All entries must be extracted exactly, with nothing added or dropped.
= = = = = = =
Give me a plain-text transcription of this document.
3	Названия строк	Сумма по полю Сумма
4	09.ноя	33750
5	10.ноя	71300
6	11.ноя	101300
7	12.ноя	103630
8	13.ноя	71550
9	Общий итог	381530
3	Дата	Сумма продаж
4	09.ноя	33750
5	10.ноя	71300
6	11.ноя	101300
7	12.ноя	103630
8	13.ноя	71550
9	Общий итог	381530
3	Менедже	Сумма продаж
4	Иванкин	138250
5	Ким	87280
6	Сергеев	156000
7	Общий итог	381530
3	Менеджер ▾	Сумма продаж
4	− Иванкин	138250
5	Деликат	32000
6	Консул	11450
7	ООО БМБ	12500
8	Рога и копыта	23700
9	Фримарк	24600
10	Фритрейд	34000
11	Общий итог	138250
= = = = = = =
> WRITTEN SOLUTION
Give me a plain-text transcription of this document.
3	Названия строк	Сумма по полю Сумма
4	09.ноя	33750
5	10.ноя	71300
6	11.ноя	101300
7	12.ноя	103630
8	13.ноя	71550
9	Общий итог	381530
3	Дата	Сумма продаж
4	09.ноя	33750
5	10.ноя	71300
6	11.ноя	101300
7	12.ноя	103630
8	13.ноя	71550
9	Общий итог	381530
3	Менедже	Сумма продаж
4	Иванкин	138250
5	Ким	87280
6	Сергеев	156000
7	Общий итог	381530
3	Менеджер ▾	Сумма продаж
4	− Иванкин	138250
5	Деликат	32000
6	Консул	11450
7	ООО БМБ	12500
8	Рога и копыта	23700
9	Фримарк	24600
10	Фритрейд	34000
11	Общий итог	138250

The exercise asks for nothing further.